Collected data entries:
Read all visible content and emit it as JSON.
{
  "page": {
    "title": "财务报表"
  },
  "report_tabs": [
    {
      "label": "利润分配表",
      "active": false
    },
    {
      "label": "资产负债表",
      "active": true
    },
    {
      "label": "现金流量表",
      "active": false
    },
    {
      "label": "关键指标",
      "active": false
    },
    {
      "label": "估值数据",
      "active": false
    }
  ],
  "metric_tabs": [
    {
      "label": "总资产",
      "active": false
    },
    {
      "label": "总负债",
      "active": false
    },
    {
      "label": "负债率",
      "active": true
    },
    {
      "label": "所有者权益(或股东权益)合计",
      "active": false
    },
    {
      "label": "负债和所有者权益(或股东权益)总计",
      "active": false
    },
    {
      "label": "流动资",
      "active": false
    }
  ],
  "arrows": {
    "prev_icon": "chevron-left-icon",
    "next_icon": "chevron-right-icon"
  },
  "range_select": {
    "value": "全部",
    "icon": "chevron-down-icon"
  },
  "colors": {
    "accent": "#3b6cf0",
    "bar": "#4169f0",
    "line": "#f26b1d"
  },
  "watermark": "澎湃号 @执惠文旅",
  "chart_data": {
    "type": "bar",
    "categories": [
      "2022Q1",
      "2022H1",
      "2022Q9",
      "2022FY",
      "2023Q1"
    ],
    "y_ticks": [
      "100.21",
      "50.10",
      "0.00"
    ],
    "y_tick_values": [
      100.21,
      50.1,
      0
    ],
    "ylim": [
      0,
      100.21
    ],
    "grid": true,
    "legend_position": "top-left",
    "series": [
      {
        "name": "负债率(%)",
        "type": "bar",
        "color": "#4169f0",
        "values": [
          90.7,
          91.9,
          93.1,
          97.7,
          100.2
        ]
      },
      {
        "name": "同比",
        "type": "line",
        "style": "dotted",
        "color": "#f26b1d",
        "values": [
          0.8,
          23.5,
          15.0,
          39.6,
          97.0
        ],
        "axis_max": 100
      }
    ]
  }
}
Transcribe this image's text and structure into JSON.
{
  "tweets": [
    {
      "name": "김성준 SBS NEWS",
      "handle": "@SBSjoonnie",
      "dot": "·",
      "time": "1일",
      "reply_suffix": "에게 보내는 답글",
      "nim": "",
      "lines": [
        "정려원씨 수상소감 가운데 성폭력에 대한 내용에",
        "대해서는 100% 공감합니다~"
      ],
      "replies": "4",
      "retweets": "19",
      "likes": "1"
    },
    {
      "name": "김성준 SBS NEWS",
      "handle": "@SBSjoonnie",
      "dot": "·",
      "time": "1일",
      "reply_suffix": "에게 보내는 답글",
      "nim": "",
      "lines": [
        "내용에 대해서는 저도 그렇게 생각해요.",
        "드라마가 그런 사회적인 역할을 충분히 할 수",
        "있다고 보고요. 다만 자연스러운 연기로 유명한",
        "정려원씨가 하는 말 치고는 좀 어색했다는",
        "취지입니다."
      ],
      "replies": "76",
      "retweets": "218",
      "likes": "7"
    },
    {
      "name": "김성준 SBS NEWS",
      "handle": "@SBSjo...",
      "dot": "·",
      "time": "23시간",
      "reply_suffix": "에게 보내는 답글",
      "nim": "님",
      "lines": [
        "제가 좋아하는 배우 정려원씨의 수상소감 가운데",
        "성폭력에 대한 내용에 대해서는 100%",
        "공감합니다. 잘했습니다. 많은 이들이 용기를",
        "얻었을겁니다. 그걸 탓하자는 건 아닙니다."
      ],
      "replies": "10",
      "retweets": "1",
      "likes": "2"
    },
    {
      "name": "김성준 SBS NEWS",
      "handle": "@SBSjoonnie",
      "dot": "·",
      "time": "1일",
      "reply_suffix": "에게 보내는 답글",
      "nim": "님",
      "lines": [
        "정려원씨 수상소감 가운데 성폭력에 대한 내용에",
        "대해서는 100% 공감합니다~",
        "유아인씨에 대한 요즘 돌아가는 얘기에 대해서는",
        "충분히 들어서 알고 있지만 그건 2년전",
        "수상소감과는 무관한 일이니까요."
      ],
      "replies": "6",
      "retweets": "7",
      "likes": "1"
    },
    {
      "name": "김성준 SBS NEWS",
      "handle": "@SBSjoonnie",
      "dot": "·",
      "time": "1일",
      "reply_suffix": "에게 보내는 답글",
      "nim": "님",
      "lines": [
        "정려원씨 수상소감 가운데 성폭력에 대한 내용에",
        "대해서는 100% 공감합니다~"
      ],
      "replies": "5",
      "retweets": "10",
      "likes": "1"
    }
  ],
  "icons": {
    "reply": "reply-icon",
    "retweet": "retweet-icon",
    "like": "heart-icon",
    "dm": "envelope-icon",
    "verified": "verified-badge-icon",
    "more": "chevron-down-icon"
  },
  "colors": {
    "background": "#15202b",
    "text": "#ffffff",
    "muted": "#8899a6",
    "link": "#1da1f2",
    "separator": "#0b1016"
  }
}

■ **STATED GOAL**
Transcribe the data. Leave every line exactly as it is.

■ **ANSWER TO THIS EXERCISE**
Read all visible content and emit it as JSON.
{
  "page": {
    "title": "财务报表"
  },
  "report_tabs": [
    {
      "label": "利润分配表",
      "active": false
    },
    {
      "label": "资产负债表",
      "active": true
    },
    {
      "label": "现金流量表",
      "active": false
    },
    {
      "label": "关键指标",
      "active": false
    },
    {
      "label": "估值数据",
      "active": false
    }
  ],
  "metric_tabs": [
    {
      "label": "总资产",
      "active": false
    },
    {
      "label": "总负债",
      "active": false
    },
    {
      "label": "负债率",
      "active": true
    },
    {
      "label": "所有者权益(或股东权益)合计",
      "active": false
    },
    {
      "label": "负债和所有者权益(或股东权益)总计",
      "active": false
    },
    {
      "label": "流动资",
      "active": false
    }
  ],
  "arrows": {
    "prev_icon": "chevron-left-icon",
    "next_icon": "chevron-right-icon"
  },
  "range_select": {
    "value": "全部",
    "icon": "chevron-down-icon"
  },
  "colors": {
    "accent": "#3b6cf0",
    "bar": "#4169f0",
    "line": "#f26b1d"
  },
  "watermark": "澎湃号 @执惠文旅",
  "chart_data": {
    "type": "bar",
    "categories": [
      "2022Q1",
      "2022H1",
      "2022Q9",
      "2022FY",
      "2023Q1"
    ],
    "y_ticks": [
      "100.21",
      "50.10",
      "0.00"
    ],
    "y_tick_values": [
      100.21,
      50.1,
      0
    ],
    "ylim": [
      0,
      100.21
    ],
    "grid": true,
    "legend_position": "top-left",
    "series": [
      {
        "name": "负债率(%)",
        "type": "bar",
        "color": "#4169f0",
        "values": [
          90.7,
          91.9,
          93.1,
          97.7,
          100.2
        ]
      },
      {
        "name": "同比",
        "type": "line",
        "style": "dotted",
        "color": "#f26b1d",
        "values": [
          0.8,
          23.5,
          15.0,
          39.6,
          97.0
        ],
        "axis_max": 100
      }
    ]
  }
}
Transcribe this image's text and structure into JSON.
{
  "tweets": [
    {
      "name": "김성준 SBS NEWS",
      "handle": "@SBSjoonnie",
      "dot": "·",
      "time": "1일",
      "reply_suffix": "에게 보내는 답글",
      "nim": "",
      "lines": [
        "정려원씨 수상소감 가운데 성폭력에 대한 내용에",
        "대해서는 100% 공감합니다~"
      ],
      "replies": "4",
      "retweets": "19",
      "likes": "1"
    },
    {
      "name": "김성준 SBS NEWS",
      "handle": "@SBSjoonnie",
      "dot": "·",
      "time": "1일",
      "reply_suffix": "에게 보내는 답글",
      "nim": "",
      "lines": [
        "내용에 대해서는 저도 그렇게 생각해요.",
        "드라마가 그런 사회적인 역할을 충분히 할 수",
        "있다고 보고요. 다만 자연스러운 연기로 유명한",
        "정려원씨가 하는 말 치고는 좀 어색했다는",
        "취지입니다."
      ],
      "replies": "76",
      "retweets": "218",
      "likes": "7"
    },
    {
      "name": "김성준 SBS NEWS",
      "handle": "@SBSjo...",
      "dot": "·",
      "time": "23시간",
      "reply_suffix": "에게 보내는 답글",
      "nim": "님",
      "lines": [
        "제가 좋아하는 배우 정려원씨의 수상소감 가운데",
        "성폭력에 대한 내용에 대해서는 100%",
        "공감합니다. 잘했습니다. 많은 이들이 용기를",
        "얻었을겁니다. 그걸 탓하자는 건 아닙니다."
      ],
      "replies": "10",
      "retweets": "1",
      "likes": "2"
    },
    {
      "name": "김성준 SBS NEWS",
      "handle": "@SBSjoonnie",
      "dot": "·",
      "time": "1일",
      "reply_suffix": "에게 보내는 답글",
      "nim": "님",
      "lines": [
        "정려원씨 수상소감 가운데 성폭력에 대한 내용에",
        "대해서는 100% 공감합니다~",
        "유아인씨에 대한 요즘 돌아가는 얘기에 대해서는",
        "충분히 들어서 알고 있지만 그건 2년전",
        "수상소감과는 무관한 일이니까요."
      ],
      "replies": "6",
      "retweets": "7",
      "likes": "1"
    },
    {
      "name": "김성준 SBS NEWS",
      "handle": "@SBSjoonnie",
      "dot": "·",
      "time": "1일",
      "reply_suffix": "에게 보내는 답글",
      "nim": "님",
      "lines": [
        "정려원씨 수상소감 가운데 성폭력에 대한 내용에",
        "대해서는 100% 공감합니다~"
      ],
      "replies": "5",
      "retweets": "10",
      "likes": "1"
    }
  ],
  "icons": {
    "reply": "reply-icon",
    "retweet": "retweet-icon",
    "like": "heart-icon",
    "dm": "envelope-icon",
    "verified": "verified-badge-icon",
    "more": "chevron-down-icon"
  },
  "colors": {
    "background": "#15202b",
    "text": "#ffffff",
    "muted": "#8899a6",
    "link": "#1da1f2",
    "separator": "#0b1016"
  }
}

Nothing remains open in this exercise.